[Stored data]

════════════════════

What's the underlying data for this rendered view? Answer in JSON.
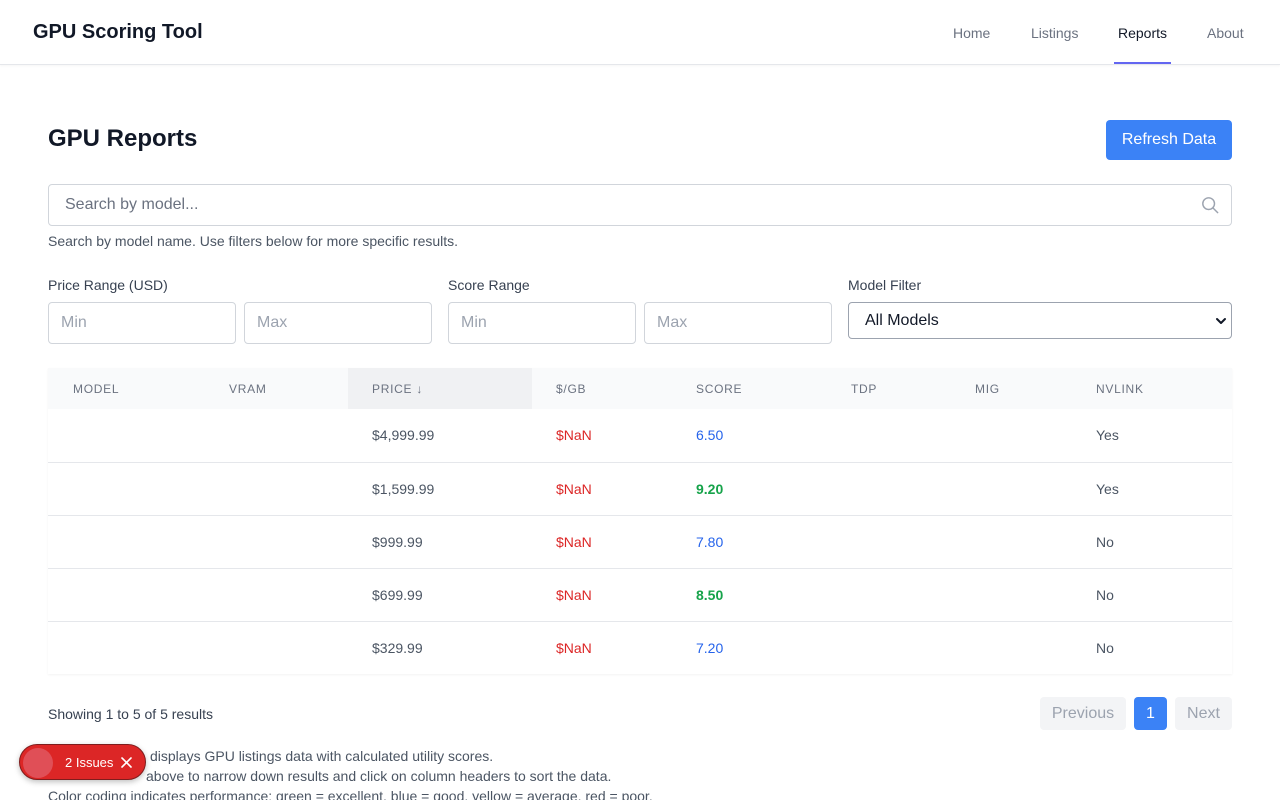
{
  "header": {
    "brand": "GPU Scoring Tool",
    "nav": [
      {
        "label": "Home",
        "active": false
      },
      {
        "label": "Listings",
        "active": false
      },
      {
        "label": "Reports",
        "active": true
      },
      {
        "label": "About",
        "active": false
      }
    ]
  },
  "page": {
    "title": "GPU Reports",
    "refresh_label": "Refresh Data"
  },
  "search": {
    "placeholder": "Search by model...",
    "value": "",
    "help": "Search by model name. Use filters below for more specific results."
  },
  "filters": {
    "price_label": "Price Range (USD)",
    "price_min_placeholder": "Min",
    "price_max_placeholder": "Max",
    "score_label": "Score Range",
    "score_min_placeholder": "Min",
    "score_max_placeholder": "Max",
    "model_label": "Model Filter",
    "model_selected": "All Models"
  },
  "table": {
    "columns": [
      "MODEL",
      "VRAM",
      "PRICE ↓",
      "$/GB",
      "SCORE",
      "TDP",
      "MIG",
      "NVLINK"
    ],
    "rows": [
      {
        "model": "",
        "vram": "",
        "price": "$4,999.99",
        "ppgb": "$NaN",
        "score": "6.50",
        "score_level": "good",
        "tdp": "",
        "mig": "",
        "nvlink": "Yes"
      },
      {
        "model": "",
        "vram": "",
        "price": "$1,599.99",
        "ppgb": "$NaN",
        "score": "9.20",
        "score_level": "excellent",
        "tdp": "",
        "mig": "",
        "nvlink": "Yes"
      },
      {
        "model": "",
        "vram": "",
        "price": "$999.99",
        "ppgb": "$NaN",
        "score": "7.80",
        "score_level": "good",
        "tdp": "",
        "mig": "",
        "nvlink": "No"
      },
      {
        "model": "",
        "vram": "",
        "price": "$699.99",
        "ppgb": "$NaN",
        "score": "8.50",
        "score_level": "excellent",
        "tdp": "",
        "mig": "",
        "nvlink": "No"
      },
      {
        "model": "",
        "vram": "",
        "price": "$329.99",
        "ppgb": "$NaN",
        "score": "7.20",
        "score_level": "good",
        "tdp": "",
        "mig": "",
        "nvlink": "No"
      }
    ]
  },
  "pagination": {
    "summary": "Showing 1 to 5 of 5 results",
    "previous": "Previous",
    "current_page": "1",
    "next": "Next"
  },
  "notes": [
    "displays GPU listings data with calculated utility scores.",
    "above to narrow down results and click on column headers to sort the data.",
    "Color coding indicates performance: green = excellent, blue = good, yellow = average, red = poor."
  ],
  "issues": {
    "label": "2 Issues"
  },
  "colors": {
    "accent": "#3b82f6",
    "nav_indicator": "#6366f1",
    "score_excellent": "#16a34a",
    "score_good": "#2563eb",
    "poor_value": "#dc2626",
    "issues_badge": "#dc2626"
  },
  "icons": {
    "search": "search-icon",
    "select": "chevron-down-icon",
    "issues_close": "close-icon"
  }
}
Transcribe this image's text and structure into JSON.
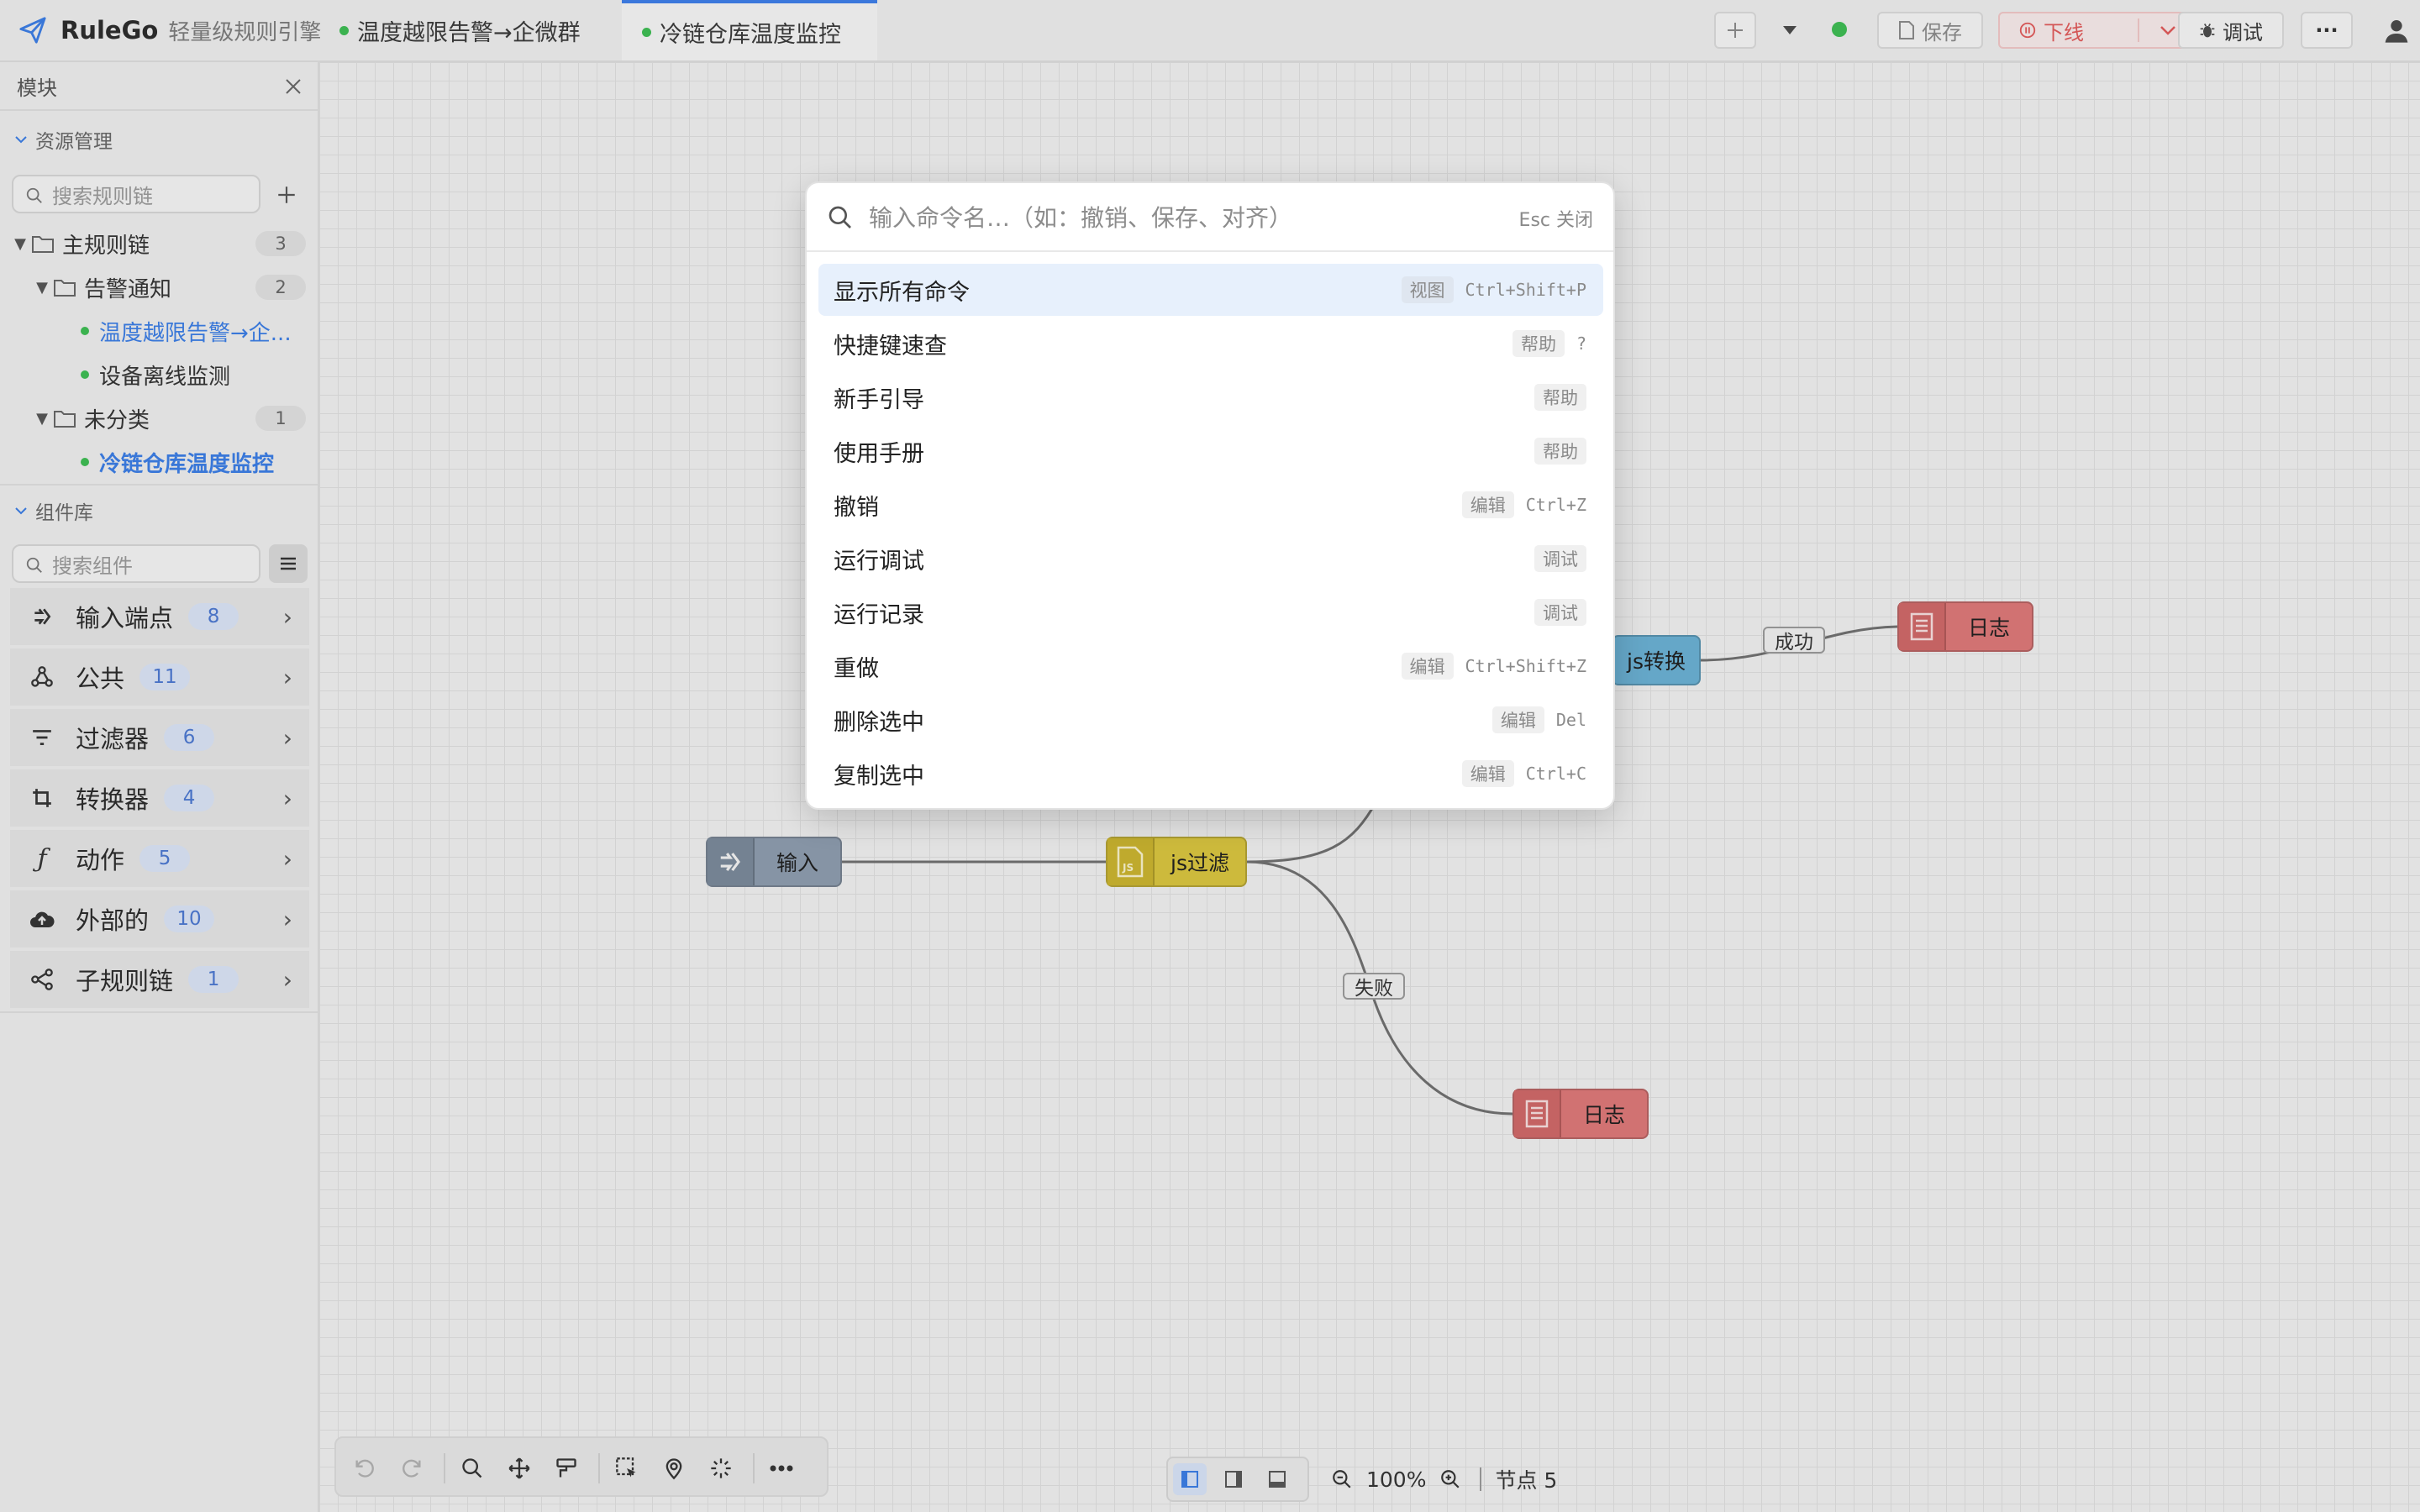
{
  "brand": {
    "name": "RuleGo",
    "subtitle": "轻量级规则引擎"
  },
  "tabs": [
    {
      "label": "温度越限告警→企微群",
      "active": false
    },
    {
      "label": "冷链仓库温度监控",
      "active": true
    }
  ],
  "toolbar": {
    "save_label": "保存",
    "offline_label": "下线",
    "debug_label": "调试",
    "more_label": "···"
  },
  "sidebar": {
    "panel_title": "模块",
    "resource_section": "资源管理",
    "chain_search_placeholder": "搜索规则链",
    "tree": [
      {
        "label": "主规则链",
        "count": "3"
      },
      {
        "label": "告警通知",
        "count": "2"
      },
      {
        "label": "温度越限告警→企...",
        "link": true
      },
      {
        "label": "设备离线监测"
      },
      {
        "label": "未分类",
        "count": "1"
      },
      {
        "label": "冷链仓库温度监控",
        "link": true,
        "active": true
      }
    ],
    "component_section": "组件库",
    "component_search_placeholder": "搜索组件",
    "categories": [
      {
        "label": "输入端点",
        "count": "8",
        "icon": "input-endpoint-icon"
      },
      {
        "label": "公共",
        "count": "11",
        "icon": "common-icon"
      },
      {
        "label": "过滤器",
        "count": "6",
        "icon": "filter-icon"
      },
      {
        "label": "转换器",
        "count": "4",
        "icon": "transform-icon"
      },
      {
        "label": "动作",
        "count": "5",
        "icon": "function-icon"
      },
      {
        "label": "外部的",
        "count": "10",
        "icon": "cloud-upload-icon"
      },
      {
        "label": "子规则链",
        "count": "1",
        "icon": "sub-chain-icon"
      }
    ]
  },
  "canvas": {
    "nodes": {
      "input": "输入",
      "js_filter": "js过滤",
      "js_transform": "js转换",
      "log_success": "日志",
      "log_failure": "日志"
    },
    "edge_labels": {
      "success": "成功",
      "failure": "失败"
    },
    "zoom": "100%",
    "node_count": "节点 5"
  },
  "palette": {
    "placeholder": "输入命令名…（如：撤销、保存、对齐）",
    "esc_hint": "Esc 关闭",
    "commands": [
      {
        "label": "显示所有命令",
        "category": "视图",
        "shortcut": "Ctrl+Shift+P",
        "selected": true
      },
      {
        "label": "快捷键速查",
        "category": "帮助",
        "shortcut": "?"
      },
      {
        "label": "新手引导",
        "category": "帮助",
        "shortcut": ""
      },
      {
        "label": "使用手册",
        "category": "帮助",
        "shortcut": ""
      },
      {
        "label": "撤销",
        "category": "编辑",
        "shortcut": "Ctrl+Z"
      },
      {
        "label": "运行调试",
        "category": "调试",
        "shortcut": ""
      },
      {
        "label": "运行记录",
        "category": "调试",
        "shortcut": ""
      },
      {
        "label": "重做",
        "category": "编辑",
        "shortcut": "Ctrl+Shift+Z"
      },
      {
        "label": "删除选中",
        "category": "编辑",
        "shortcut": "Del"
      },
      {
        "label": "复制选中",
        "category": "编辑",
        "shortcut": "Ctrl+C"
      }
    ]
  },
  "colors": {
    "accent": "#3b7de4",
    "status_online": "#3dbb52",
    "danger": "#e05a5a",
    "node_input": "#8d9cae",
    "node_filter": "#d8c43e",
    "node_transform": "#6ab0d3",
    "node_log": "#dc7777"
  }
}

════════════════════

* Task details: Do not include the images; transcribe the rest of the listing exactly.

* Finished answer:
What's the underlying data for this rendered view? Answer in JSON.
{
  "header": {
    "brand": "GPU Scoring Tool",
    "nav": [
      {
        "label": "Home",
        "active": false
      },
      {
        "label": "Listings",
        "active": false
      },
      {
        "label": "Reports",
        "active": true
      },
      {
        "label": "About",
        "active": false
      }
    ]
  },
  "page": {
    "title": "GPU Reports",
    "refresh_label": "Refresh Data"
  },
  "search": {
    "placeholder": "Search by model...",
    "value": "",
    "help": "Search by model name. Use filters below for more specific results."
  },
  "filters": {
    "price_label": "Price Range (USD)",
    "price_min_placeholder": "Min",
    "price_max_placeholder": "Max",
    "score_label": "Score Range",
    "score_min_placeholder": "Min",
    "score_max_placeholder": "Max",
    "model_label": "Model Filter",
    "model_selected": "All Models"
  },
  "table": {
    "columns": [
      "MODEL",
      "VRAM",
      "PRICE ↓",
      "$/GB",
      "SCORE",
      "TDP",
      "MIG",
      "NVLINK"
    ],
    "rows": [
      {
        "model": "",
        "vram": "",
        "price": "$4,999.99",
        "ppgb": "$NaN",
        "score": "6.50",
        "score_level": "good",
        "tdp": "",
        "mig": "",
        "nvlink": "Yes"
      },
      {
        "model": "",
        "vram": "",
        "price": "$1,599.99",
        "ppgb": "$NaN",
        "score": "9.20",
        "score_level": "excellent",
        "tdp": "",
        "mig": "",
        "nvlink": "Yes"
      },
      {
        "model": "",
        "vram": "",
        "price": "$999.99",
        "ppgb": "$NaN",
        "score": "7.80",
        "score_level": "good",
        "tdp": "",
        "mig": "",
        "nvlink": "No"
      },
      {
        "model": "",
        "vram": "",
        "price": "$699.99",
        "ppgb": "$NaN",
        "score": "8.50",
        "score_level": "excellent",
        "tdp": "",
        "mig": "",
        "nvlink": "No"
      },
      {
        "model": "",
        "vram": "",
        "price": "$329.99",
        "ppgb": "$NaN",
        "score": "7.20",
        "score_level": "good",
        "tdp": "",
        "mig": "",
        "nvlink": "No"
      }
    ]
  },
  "pagination": {
    "summary": "Showing 1 to 5 of 5 results",
    "previous": "Previous",
    "current_page": "1",
    "next": "Next"
  },
  "notes": [
    "displays GPU listings data with calculated utility scores.",
    "above to narrow down results and click on column headers to sort the data.",
    "Color coding indicates performance: green = excellent, blue = good, yellow = average, red = poor."
  ],
  "issues": {
    "label": "2 Issues"
  },
  "colors": {
    "accent": "#3b82f6",
    "nav_indicator": "#6366f1",
    "score_excellent": "#16a34a",
    "score_good": "#2563eb",
    "poor_value": "#dc2626",
    "issues_badge": "#dc2626"
  },
  "icons": {
    "search": "search-icon",
    "select": "chevron-down-icon",
    "issues_close": "close-icon"
  }
}
Transcribe this image's text and structure into JSON.
{
  "brand": {
    "name": "RuleGo",
    "subtitle": "轻量级规则引擎"
  },
  "tabs": [
    {
      "label": "温度越限告警→企微群",
      "active": false
    },
    {
      "label": "冷链仓库温度监控",
      "active": true
    }
  ],
  "toolbar": {
    "save_label": "保存",
    "offline_label": "下线",
    "debug_label": "调试",
    "more_label": "···"
  },
  "sidebar": {
    "panel_title": "模块",
    "resource_section": "资源管理",
    "chain_search_placeholder": "搜索规则链",
    "tree": [
      {
        "label": "主规则链",
        "count": "3"
      },
      {
        "label": "告警通知",
        "count": "2"
      },
      {
        "label": "温度越限告警→企...",
        "link": true
      },
      {
        "label": "设备离线监测"
      },
      {
        "label": "未分类",
        "count": "1"
      },
      {
        "label": "冷链仓库温度监控",
        "link": true,
        "active": true
      }
    ],
    "component_section": "组件库",
    "component_search_placeholder": "搜索组件",
    "categories": [
      {
        "label": "输入端点",
        "count": "8",
        "icon": "input-endpoint-icon"
      },
      {
        "label": "公共",
        "count": "11",
        "icon": "common-icon"
      },
      {
        "label": "过滤器",
        "count": "6",
        "icon": "filter-icon"
      },
      {
        "label": "转换器",
        "count": "4",
        "icon": "transform-icon"
      },
      {
        "label": "动作",
        "count": "5",
        "icon": "function-icon"
      },
      {
        "label": "外部的",
        "count": "10",
        "icon": "cloud-upload-icon"
      },
      {
        "label": "子规则链",
        "count": "1",
        "icon": "sub-chain-icon"
      }
    ]
  },
  "canvas": {
    "nodes": {
      "input": "输入",
      "js_filter": "js过滤",
      "js_transform": "js转换",
      "log_success": "日志",
      "log_failure": "日志"
    },
    "edge_labels": {
      "success": "成功",
      "failure": "失败"
    },
    "zoom": "100%",
    "node_count": "节点 5"
  },
  "palette": {
    "placeholder": "输入命令名…（如：撤销、保存、对齐）",
    "esc_hint": "Esc 关闭",
    "commands": [
      {
        "label": "显示所有命令",
        "category": "视图",
        "shortcut": "Ctrl+Shift+P",
        "selected": true
      },
      {
        "label": "快捷键速查",
        "category": "帮助",
        "shortcut": "?"
      },
      {
        "label": "新手引导",
        "category": "帮助",
        "shortcut": ""
      },
      {
        "label": "使用手册",
        "category": "帮助",
        "shortcut": ""
      },
      {
        "label": "撤销",
        "category": "编辑",
        "shortcut": "Ctrl+Z"
      },
      {
        "label": "运行调试",
        "category": "调试",
        "shortcut": ""
      },
      {
        "label": "运行记录",
        "category": "调试",
        "shortcut": ""
      },
      {
        "label": "重做",
        "category": "编辑",
        "shortcut": "Ctrl+Shift+Z"
      },
      {
        "label": "删除选中",
        "category": "编辑",
        "shortcut": "Del"
      },
      {
        "label": "复制选中",
        "category": "编辑",
        "shortcut": "Ctrl+C"
      }
    ]
  },
  "colors": {
    "accent": "#3b7de4",
    "status_online": "#3dbb52",
    "danger": "#e05a5a",
    "node_input": "#8d9cae",
    "node_filter": "#d8c43e",
    "node_transform": "#6ab0d3",
    "node_log": "#dc7777"
  }
}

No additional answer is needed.